The records below must be retyped exactly.

## begin PROVIDED RECORDS

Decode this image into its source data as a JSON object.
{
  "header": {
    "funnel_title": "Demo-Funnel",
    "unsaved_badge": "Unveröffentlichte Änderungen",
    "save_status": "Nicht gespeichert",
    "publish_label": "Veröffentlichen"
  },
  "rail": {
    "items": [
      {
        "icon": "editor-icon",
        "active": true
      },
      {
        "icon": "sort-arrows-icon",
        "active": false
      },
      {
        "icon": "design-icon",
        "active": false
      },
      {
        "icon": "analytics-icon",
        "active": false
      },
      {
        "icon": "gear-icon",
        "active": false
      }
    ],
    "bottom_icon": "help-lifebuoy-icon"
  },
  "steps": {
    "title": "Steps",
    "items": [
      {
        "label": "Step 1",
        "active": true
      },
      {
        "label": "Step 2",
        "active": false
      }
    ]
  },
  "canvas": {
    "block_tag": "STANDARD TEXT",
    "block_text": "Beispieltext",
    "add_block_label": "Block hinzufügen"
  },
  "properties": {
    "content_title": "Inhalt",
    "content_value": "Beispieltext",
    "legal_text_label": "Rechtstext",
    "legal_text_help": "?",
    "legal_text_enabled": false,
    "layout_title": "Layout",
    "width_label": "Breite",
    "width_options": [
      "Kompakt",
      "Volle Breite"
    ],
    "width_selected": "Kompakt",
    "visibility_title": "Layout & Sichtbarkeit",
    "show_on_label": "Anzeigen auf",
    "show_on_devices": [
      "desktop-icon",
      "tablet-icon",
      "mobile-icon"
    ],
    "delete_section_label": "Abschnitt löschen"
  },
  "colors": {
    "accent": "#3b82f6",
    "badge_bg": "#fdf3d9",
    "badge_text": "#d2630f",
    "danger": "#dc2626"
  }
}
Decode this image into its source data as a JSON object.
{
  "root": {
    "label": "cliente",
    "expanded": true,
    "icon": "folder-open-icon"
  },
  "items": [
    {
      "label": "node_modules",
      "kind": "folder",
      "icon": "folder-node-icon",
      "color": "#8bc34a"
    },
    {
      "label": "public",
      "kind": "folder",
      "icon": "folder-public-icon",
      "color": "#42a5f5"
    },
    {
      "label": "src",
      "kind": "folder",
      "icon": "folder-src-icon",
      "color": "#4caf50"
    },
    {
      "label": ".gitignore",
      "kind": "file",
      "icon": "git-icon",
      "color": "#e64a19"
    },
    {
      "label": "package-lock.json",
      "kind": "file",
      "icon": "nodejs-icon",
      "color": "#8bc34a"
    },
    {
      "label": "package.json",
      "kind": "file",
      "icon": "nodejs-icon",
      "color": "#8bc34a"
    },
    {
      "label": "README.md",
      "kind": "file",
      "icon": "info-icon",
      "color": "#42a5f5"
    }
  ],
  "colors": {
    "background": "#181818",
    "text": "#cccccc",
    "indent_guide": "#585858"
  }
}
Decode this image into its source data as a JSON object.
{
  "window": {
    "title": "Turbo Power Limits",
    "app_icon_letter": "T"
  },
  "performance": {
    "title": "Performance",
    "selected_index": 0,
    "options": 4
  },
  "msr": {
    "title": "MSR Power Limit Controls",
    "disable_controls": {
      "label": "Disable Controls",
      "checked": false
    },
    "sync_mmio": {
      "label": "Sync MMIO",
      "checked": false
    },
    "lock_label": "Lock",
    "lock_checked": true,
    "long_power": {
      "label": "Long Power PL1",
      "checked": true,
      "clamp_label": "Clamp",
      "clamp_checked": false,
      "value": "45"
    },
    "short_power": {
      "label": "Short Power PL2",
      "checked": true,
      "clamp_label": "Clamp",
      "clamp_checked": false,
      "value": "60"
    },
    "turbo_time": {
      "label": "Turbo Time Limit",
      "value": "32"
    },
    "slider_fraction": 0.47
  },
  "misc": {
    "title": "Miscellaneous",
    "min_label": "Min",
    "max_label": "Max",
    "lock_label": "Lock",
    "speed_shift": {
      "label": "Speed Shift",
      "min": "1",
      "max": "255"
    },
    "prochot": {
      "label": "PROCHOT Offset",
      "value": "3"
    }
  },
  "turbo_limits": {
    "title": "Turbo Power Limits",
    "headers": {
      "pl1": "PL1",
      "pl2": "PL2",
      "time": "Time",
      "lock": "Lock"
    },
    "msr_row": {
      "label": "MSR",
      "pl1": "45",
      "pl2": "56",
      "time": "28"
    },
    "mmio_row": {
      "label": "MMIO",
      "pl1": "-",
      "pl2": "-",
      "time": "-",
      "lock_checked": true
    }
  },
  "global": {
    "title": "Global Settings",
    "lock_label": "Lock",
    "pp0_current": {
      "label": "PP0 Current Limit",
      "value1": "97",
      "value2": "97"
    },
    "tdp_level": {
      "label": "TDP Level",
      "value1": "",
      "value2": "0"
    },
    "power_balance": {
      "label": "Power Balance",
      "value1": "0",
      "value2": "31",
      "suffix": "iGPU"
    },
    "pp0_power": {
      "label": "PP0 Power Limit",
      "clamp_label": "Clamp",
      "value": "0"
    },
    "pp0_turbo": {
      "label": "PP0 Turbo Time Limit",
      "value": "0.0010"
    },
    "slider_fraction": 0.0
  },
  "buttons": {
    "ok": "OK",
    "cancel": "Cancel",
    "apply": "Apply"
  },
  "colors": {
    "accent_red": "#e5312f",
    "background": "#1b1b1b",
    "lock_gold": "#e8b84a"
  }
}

## end PROVIDED RECORDS

## SOLUTION TO THIS PROBLEM
Decode this image into its source data as a JSON object.
{
  "header": {
    "funnel_title": "Demo-Funnel",
    "unsaved_badge": "Unveröffentlichte Änderungen",
    "save_status": "Nicht gespeichert",
    "publish_label": "Veröffentlichen"
  },
  "rail": {
    "items": [
      {
        "icon": "editor-icon",
        "active": true
      },
      {
        "icon": "sort-arrows-icon",
        "active": false
      },
      {
        "icon": "design-icon",
        "active": false
      },
      {
        "icon": "analytics-icon",
        "active": false
      },
      {
        "icon": "gear-icon",
        "active": false
      }
    ],
    "bottom_icon": "help-lifebuoy-icon"
  },
  "steps": {
    "title": "Steps",
    "items": [
      {
        "label": "Step 1",
        "active": true
      },
      {
        "label": "Step 2",
        "active": false
      }
    ]
  },
  "canvas": {
    "block_tag": "STANDARD TEXT",
    "block_text": "Beispieltext",
    "add_block_label": "Block hinzufügen"
  },
  "properties": {
    "content_title": "Inhalt",
    "content_value": "Beispieltext",
    "legal_text_label": "Rechtstext",
    "legal_text_help": "?",
    "legal_text_enabled": false,
    "layout_title": "Layout",
    "width_label": "Breite",
    "width_options": [
      "Kompakt",
      "Volle Breite"
    ],
    "width_selected": "Kompakt",
    "visibility_title": "Layout & Sichtbarkeit",
    "show_on_label": "Anzeigen auf",
    "show_on_devices": [
      "desktop-icon",
      "tablet-icon",
      "mobile-icon"
    ],
    "delete_section_label": "Abschnitt löschen"
  },
  "colors": {
    "accent": "#3b82f6",
    "badge_bg": "#fdf3d9",
    "badge_text": "#d2630f",
    "danger": "#dc2626"
  }
}
Decode this image into its source data as a JSON object.
{
  "root": {
    "label": "cliente",
    "expanded": true,
    "icon": "folder-open-icon"
  },
  "items": [
    {
      "label": "node_modules",
      "kind": "folder",
      "icon": "folder-node-icon",
      "color": "#8bc34a"
    },
    {
      "label": "public",
      "kind": "folder",
      "icon": "folder-public-icon",
      "color": "#42a5f5"
    },
    {
      "label": "src",
      "kind": "folder",
      "icon": "folder-src-icon",
      "color": "#4caf50"
    },
    {
      "label": ".gitignore",
      "kind": "file",
      "icon": "git-icon",
      "color": "#e64a19"
    },
    {
      "label": "package-lock.json",
      "kind": "file",
      "icon": "nodejs-icon",
      "color": "#8bc34a"
    },
    {
      "label": "package.json",
      "kind": "file",
      "icon": "nodejs-icon",
      "color": "#8bc34a"
    },
    {
      "label": "README.md",
      "kind": "file",
      "icon": "info-icon",
      "color": "#42a5f5"
    }
  ],
  "colors": {
    "background": "#181818",
    "text": "#cccccc",
    "indent_guide": "#585858"
  }
}
Decode this image into its source data as a JSON object.
{
  "window": {
    "title": "Turbo Power Limits",
    "app_icon_letter": "T"
  },
  "performance": {
    "title": "Performance",
    "selected_index": 0,
    "options": 4
  },
  "msr": {
    "title": "MSR Power Limit Controls",
    "disable_controls": {
      "label": "Disable Controls",
      "checked": false
    },
    "sync_mmio": {
      "label": "Sync MMIO",
      "checked": false
    },
    "lock_label": "Lock",
    "lock_checked": true,
    "long_power": {
      "label": "Long Power PL1",
      "checked": true,
      "clamp_label": "Clamp",
      "clamp_checked": false,
      "value": "45"
    },
    "short_power": {
      "label": "Short Power PL2",
      "checked": true,
      "clamp_label": "Clamp",
      "clamp_checked": false,
      "value": "60"
    },
    "turbo_time": {
      "label": "Turbo Time Limit",
      "value": "32"
    },
    "slider_fraction": 0.47
  },
  "misc": {
    "title": "Miscellaneous",
    "min_label": "Min",
    "max_label": "Max",
    "lock_label": "Lock",
    "speed_shift": {
      "label": "Speed Shift",
      "min": "1",
      "max": "255"
    },
    "prochot": {
      "label": "PROCHOT Offset",
      "value": "3"
    }
  },
  "turbo_limits": {
    "title": "Turbo Power Limits",
    "headers": {
      "pl1": "PL1",
      "pl2": "PL2",
      "time": "Time",
      "lock": "Lock"
    },
    "msr_row": {
      "label": "MSR",
      "pl1": "45",
      "pl2": "56",
      "time": "28"
    },
    "mmio_row": {
      "label": "MMIO",
      "pl1": "-",
      "pl2": "-",
      "time": "-",
      "lock_checked": true
    }
  },
  "global": {
    "title": "Global Settings",
    "lock_label": "Lock",
    "pp0_current": {
      "label": "PP0 Current Limit",
      "value1": "97",
      "value2": "97"
    },
    "tdp_level": {
      "label": "TDP Level",
      "value1": "",
      "value2": "0"
    },
    "power_balance": {
      "label": "Power Balance",
      "value1": "0",
      "value2": "31",
      "suffix": "iGPU"
    },
    "pp0_power": {
      "label": "PP0 Power Limit",
      "clamp_label": "Clamp",
      "value": "0"
    },
    "pp0_turbo": {
      "label": "PP0 Turbo Time Limit",
      "value": "0.0010"
    },
    "slider_fraction": 0.0
  },
  "buttons": {
    "ok": "OK",
    "cancel": "Cancel",
    "apply": "Apply"
  },
  "colors": {
    "accent_red": "#e5312f",
    "background": "#1b1b1b",
    "lock_gold": "#e8b84a"
  }
}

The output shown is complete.